● Requirement
Which lines contain the word "posts"? Return each of them as written.
[begin Entries provided]
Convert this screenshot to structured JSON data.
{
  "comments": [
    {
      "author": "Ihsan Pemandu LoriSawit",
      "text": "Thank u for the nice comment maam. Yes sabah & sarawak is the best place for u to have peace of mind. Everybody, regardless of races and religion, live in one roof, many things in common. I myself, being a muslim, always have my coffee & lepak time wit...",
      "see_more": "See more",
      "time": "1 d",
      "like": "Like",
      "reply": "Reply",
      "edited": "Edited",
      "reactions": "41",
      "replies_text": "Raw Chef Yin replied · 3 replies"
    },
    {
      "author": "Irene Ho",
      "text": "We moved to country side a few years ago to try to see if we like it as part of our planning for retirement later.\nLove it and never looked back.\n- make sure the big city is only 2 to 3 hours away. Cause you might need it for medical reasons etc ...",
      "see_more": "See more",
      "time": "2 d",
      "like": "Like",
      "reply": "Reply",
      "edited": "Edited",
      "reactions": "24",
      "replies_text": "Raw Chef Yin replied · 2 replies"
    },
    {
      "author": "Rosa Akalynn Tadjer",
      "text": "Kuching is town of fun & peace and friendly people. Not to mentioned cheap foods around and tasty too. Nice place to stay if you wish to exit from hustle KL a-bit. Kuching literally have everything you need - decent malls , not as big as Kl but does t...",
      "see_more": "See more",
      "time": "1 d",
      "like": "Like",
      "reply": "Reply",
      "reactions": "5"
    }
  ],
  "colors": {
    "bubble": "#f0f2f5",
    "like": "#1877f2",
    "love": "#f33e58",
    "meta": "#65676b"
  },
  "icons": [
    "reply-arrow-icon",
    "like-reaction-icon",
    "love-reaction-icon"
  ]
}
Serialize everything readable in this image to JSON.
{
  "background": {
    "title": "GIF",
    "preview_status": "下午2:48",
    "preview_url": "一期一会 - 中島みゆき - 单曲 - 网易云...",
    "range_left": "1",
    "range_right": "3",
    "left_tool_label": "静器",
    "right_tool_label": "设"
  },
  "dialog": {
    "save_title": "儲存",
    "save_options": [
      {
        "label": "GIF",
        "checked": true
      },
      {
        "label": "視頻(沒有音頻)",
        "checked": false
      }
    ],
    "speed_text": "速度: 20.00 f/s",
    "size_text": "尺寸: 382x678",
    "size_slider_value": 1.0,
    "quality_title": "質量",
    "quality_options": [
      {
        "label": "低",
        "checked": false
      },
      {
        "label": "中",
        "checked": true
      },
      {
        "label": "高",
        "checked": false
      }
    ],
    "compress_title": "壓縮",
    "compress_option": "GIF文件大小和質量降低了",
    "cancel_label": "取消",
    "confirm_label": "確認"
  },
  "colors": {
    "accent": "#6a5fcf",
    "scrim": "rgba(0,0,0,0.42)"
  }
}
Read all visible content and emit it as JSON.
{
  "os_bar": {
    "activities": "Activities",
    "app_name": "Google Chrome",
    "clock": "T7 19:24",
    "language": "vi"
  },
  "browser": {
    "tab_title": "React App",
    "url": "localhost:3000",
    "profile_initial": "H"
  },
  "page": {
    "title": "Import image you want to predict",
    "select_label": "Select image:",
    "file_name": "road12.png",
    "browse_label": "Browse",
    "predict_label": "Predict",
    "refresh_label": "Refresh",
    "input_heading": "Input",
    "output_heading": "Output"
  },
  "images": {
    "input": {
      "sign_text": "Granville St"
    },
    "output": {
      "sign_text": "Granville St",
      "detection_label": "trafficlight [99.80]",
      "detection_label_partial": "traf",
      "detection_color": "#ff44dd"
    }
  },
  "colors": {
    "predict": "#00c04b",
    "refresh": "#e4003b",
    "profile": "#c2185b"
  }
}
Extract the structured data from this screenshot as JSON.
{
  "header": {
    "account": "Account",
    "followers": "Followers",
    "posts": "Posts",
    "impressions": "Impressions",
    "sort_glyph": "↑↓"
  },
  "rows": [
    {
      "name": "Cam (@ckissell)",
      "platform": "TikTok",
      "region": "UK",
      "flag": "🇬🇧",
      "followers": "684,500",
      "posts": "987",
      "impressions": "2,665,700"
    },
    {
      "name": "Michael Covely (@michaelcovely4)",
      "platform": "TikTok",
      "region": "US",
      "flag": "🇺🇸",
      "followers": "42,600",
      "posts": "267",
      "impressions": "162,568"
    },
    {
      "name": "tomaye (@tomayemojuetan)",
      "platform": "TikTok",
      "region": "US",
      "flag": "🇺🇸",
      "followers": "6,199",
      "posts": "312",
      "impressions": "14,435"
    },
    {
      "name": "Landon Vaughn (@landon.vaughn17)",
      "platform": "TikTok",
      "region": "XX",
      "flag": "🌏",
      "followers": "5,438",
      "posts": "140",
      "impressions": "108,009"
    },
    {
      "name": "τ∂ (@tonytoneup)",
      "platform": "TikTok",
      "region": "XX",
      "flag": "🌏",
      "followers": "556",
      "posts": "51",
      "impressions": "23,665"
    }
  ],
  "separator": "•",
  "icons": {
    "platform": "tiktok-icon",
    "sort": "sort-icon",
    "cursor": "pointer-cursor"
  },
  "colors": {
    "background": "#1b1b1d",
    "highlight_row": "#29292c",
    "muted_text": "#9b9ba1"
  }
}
[end Entries provided]
● Answer in full
    "posts": "Posts",
      "posts": "987",
      "posts": "267",
      "posts": "312",
      "posts": "140",
      "posts": "51",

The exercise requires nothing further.